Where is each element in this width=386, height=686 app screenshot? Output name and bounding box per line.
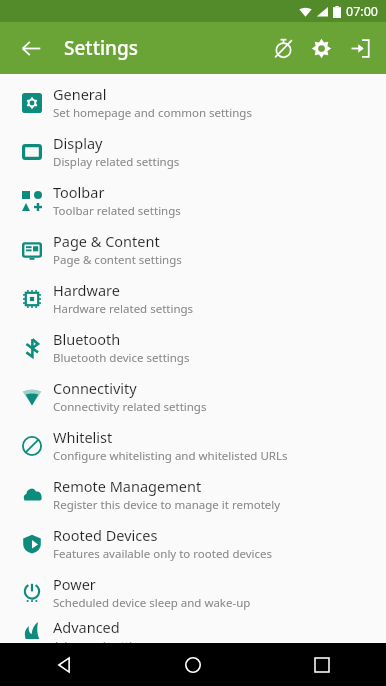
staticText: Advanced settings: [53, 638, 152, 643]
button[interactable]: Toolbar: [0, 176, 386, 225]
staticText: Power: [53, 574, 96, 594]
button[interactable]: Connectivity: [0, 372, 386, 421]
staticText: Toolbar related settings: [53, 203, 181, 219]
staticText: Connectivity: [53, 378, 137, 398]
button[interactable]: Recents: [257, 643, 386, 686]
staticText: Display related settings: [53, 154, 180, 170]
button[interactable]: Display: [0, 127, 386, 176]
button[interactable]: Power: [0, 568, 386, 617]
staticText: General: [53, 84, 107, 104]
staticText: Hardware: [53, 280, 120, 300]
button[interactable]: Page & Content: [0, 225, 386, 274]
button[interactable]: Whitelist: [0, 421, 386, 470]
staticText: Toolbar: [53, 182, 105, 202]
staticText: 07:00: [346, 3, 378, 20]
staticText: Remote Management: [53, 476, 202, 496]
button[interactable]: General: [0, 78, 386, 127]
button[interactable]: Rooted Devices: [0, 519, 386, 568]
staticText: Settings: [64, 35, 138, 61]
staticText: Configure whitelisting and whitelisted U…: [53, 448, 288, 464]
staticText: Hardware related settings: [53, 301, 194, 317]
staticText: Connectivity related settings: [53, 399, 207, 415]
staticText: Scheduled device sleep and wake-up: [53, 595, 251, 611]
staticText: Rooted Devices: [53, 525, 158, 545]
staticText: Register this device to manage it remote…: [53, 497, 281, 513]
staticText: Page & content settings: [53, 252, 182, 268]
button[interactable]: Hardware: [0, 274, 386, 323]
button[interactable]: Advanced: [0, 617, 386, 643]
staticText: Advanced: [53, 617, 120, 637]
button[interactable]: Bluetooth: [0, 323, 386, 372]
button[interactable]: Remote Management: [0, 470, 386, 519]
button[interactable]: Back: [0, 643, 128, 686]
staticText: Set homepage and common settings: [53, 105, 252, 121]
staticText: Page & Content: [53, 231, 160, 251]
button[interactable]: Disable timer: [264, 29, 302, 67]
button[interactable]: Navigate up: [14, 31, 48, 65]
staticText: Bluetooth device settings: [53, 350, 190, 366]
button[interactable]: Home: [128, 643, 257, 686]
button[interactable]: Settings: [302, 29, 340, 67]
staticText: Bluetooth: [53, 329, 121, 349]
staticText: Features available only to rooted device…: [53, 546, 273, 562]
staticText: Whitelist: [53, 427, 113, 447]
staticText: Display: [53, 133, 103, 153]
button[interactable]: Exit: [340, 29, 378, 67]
───
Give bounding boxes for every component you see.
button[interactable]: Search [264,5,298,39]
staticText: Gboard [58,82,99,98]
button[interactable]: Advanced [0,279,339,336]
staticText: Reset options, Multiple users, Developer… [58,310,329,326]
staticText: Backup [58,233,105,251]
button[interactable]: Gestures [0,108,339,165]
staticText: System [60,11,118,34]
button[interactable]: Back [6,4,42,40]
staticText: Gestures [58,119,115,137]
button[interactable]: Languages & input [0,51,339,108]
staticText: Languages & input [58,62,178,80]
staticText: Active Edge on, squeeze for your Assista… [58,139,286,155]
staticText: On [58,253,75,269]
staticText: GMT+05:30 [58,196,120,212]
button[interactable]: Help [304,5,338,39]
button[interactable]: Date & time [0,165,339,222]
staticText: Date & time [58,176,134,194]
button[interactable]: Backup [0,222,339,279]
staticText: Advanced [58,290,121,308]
───
**WHAT YOU SHOULD DO:** Report only the number of lines in the items above that contain the word "this".

**TASK RESULT:** 2